#### Required actions
(A) Transcribe the stretch of the Inverness pub story from "I told him about" through "be the biggest.".
(B) Decide whether each statement agrees with the Inverness pub story, answering yes or no and quoting the deciding words: (i) The cab driver took the narrator to a converted manor house on a bluff. (ii) Robert McCoy picked the narrator up at noon. (iii) The man who first greeted the narrator in the pub was older than the narrator.

#### Given text
=== Section Start ===
Upon detraining in Inverness, I hailed a passing cab, asking the driver to recommend a good but inexpensive hotel.  He took me to an excellent one.  It was an old, large, three story, converted manor house located on a bluff overlooking the downtown area.  Upon entering and walking towards the desk, I noticed the hotel also had what appeared to be an excellent pub with a capacity crowd of local patrons.  I hastened to my room, dumped my bags, quickly washed and combed a bit, then headed back downstairs for the center of activity.  I was famished and had quickly learned that the best food in England was found in the pubs.

 

I was lucky to spot one empty bar stool and quickly slipped onto it.  While surveying the beer pumps and looking for the menu, I felt a rough but friendly hand on my shoulder.   Turning towards the hand, I saw it was attached to a ruddy, handsome Scottish chap about 10 or 15 years my junior and my same size.

 

“What are you drinking Yank?”  He almost demanded.  When I hesitated, he ordered some dark ale for me.  It was delicious and just what I needed.  But I was disturbed.  How had he known I was an American?  There wasn’t that much difference between his clothes and mine.  We were both white-headed and blue-eyed.  In fact, we could have been relatives.

 

“How did you know I was American?” I asked.  I hadn’t spoken a word when he called me “Yank”’

 

“You just look like a Yank, Yank.”  He smiled and slapped me on the back.  “Eddie”, he called to the barman.  “This Yank’s money is no good here.”

 

The man on my other side introduced himself and bought the next round.  “What are you doing here, Yank?” He asked.

 

I told him about my great grand mother always reminding me when I was a child, not to forrrgettt I was a McDooonald.   The first man then asked for the telephone directory of Inverness and showed me that nearly half of the pages were for the McDonalds,  “Most of the people here are related to you, Mon.”

 

The pub was still going strong when I said my good nights to my new friends.  Robert McCoy, the first man I had met, said he would pick me up at 10AM and drive me around the area.   I was exhausted and went to my bed early.   The following morning,  Robert was at the hotel promptly at 10AM and was an excellent host and guide.  Not only did he drive me around Loch Ness but also took me to see the battlegrounds where the British defeated the Scots and buried the slain warriors of each clan together in mass graves.   The McDonald gravesite area seemed to be the biggest. 

 

That evening was a repeat of the night before.  It seems like the same people were at the same tables or stools.  Perhaps they really did have legal claim on them – possession by constant occupancy – or some similar Scottish law.  Everyone knew where Robert and I had been and they knew of my disappointment at not seeing “Nessie”.

 

“Never ye mind,” said one old timer, rolling his “r’s”.  “Ye’ll see them tonight.”  I was obviously shocked.  “Just ye wait.”   He shook a gnarled old finger in my face.  “By the time the publican ejects us at 1AM, they’ll be bloody monsters all over the place. I see them every night.  They’re all sizes and all shapes.”  He was right.   I think.  I seem to remember them when I walked out the front door to say good night to my unsteady Scottish friends.
=== Section End ===
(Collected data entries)
=== Section Start ===
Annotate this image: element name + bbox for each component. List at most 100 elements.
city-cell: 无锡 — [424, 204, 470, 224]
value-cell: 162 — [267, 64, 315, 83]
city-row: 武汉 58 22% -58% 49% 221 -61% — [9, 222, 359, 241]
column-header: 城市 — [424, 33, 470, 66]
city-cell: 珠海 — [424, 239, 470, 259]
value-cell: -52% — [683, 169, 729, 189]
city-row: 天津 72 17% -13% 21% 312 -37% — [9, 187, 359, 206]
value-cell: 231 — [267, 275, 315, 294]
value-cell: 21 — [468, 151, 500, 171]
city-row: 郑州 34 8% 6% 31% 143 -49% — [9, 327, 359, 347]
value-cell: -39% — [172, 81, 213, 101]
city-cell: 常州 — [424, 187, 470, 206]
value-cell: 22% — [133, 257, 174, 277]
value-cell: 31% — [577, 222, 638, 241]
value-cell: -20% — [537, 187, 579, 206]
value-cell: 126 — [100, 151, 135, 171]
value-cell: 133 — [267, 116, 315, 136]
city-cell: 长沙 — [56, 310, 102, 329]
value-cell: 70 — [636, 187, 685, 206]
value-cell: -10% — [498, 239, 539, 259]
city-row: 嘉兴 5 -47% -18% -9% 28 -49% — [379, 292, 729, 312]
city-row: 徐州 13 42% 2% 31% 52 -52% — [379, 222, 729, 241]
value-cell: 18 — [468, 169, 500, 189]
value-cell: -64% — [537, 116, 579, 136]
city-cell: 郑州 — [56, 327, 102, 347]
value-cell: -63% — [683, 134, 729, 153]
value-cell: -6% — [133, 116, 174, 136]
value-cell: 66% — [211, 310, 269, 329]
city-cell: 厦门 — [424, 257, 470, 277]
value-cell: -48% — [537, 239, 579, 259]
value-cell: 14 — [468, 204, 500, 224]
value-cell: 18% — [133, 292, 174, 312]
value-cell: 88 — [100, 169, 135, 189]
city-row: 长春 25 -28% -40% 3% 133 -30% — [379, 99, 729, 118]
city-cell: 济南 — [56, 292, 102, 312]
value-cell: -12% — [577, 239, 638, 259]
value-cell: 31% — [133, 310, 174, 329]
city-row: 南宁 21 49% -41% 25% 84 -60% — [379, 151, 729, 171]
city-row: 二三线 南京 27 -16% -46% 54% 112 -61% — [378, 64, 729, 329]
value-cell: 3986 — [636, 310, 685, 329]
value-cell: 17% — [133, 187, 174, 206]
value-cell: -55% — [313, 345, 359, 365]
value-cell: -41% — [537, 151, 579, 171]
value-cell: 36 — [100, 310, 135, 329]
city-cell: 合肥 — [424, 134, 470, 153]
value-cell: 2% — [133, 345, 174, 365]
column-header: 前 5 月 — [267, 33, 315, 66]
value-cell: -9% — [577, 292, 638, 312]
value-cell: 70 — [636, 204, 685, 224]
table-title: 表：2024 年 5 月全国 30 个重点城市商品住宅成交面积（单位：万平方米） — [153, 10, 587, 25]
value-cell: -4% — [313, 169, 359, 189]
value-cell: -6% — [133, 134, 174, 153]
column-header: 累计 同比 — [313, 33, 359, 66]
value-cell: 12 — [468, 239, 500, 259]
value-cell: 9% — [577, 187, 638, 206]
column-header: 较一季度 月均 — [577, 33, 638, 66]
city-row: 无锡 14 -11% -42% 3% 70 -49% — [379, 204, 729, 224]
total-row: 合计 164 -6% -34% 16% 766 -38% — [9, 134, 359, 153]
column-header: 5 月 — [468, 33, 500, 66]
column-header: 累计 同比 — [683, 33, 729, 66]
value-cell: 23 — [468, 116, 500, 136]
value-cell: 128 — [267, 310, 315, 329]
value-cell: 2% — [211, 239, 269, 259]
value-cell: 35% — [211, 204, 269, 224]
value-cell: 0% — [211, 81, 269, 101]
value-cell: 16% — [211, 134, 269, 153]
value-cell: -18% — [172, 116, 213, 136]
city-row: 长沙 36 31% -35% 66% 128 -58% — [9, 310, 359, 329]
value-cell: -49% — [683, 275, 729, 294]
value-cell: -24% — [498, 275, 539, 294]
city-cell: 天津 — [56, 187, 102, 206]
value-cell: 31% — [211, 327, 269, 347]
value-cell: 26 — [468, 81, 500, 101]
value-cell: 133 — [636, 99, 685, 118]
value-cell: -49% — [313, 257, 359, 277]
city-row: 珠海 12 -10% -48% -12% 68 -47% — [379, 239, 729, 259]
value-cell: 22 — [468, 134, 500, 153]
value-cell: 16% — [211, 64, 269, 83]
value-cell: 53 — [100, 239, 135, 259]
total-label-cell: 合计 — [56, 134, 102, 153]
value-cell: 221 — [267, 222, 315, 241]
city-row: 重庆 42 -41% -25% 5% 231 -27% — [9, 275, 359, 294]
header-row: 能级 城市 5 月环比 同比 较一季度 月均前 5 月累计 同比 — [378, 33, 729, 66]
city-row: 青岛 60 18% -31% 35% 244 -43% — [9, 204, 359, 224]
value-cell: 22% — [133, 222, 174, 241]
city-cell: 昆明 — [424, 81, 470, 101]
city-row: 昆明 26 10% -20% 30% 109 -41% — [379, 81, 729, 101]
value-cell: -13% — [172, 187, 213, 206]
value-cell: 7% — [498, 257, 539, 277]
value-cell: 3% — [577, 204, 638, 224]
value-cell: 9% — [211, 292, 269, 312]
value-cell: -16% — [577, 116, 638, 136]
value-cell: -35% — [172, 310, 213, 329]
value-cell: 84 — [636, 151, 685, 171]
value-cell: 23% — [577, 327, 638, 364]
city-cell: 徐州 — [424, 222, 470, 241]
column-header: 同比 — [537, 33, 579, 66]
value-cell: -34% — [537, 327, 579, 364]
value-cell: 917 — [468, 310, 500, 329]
=== Section End ===
#### Answers provided
(A)
I told him about my great grand mother always reminding me when I was a child, not to forrrgettt I was a McDooonald.   The first man then asked for the telephone directory of Inverness and showed me that nearly half of the pages were for the McDonalds,  “Most of the people here are related to you, Mon.”

 

The pub was still going strong when I said my good nights to my new friends.  Robert McCoy, the first man I had met, said he would pick me up at 10AM and drive me around the area.   I was exhausted and went to my bed early.   The following morning,  Robert was at the hotel promptly at 10AM and was an excellent host and guide.  Not only did he drive me around Loch Ness but also took me to see the battlegrounds where the British defeated the Scots and buried the slain warriors of each clan together in mass graves.   The McDonald gravesite area seemed to be the biggest.

(B)
(i) Yes: "It was an old, large, three story, converted manor house located on a bluff overlooking the downtown area."
(ii) No: "Robert was at the hotel promptly at 10AM"
(iii) No: "about 10 or 15 years my junior"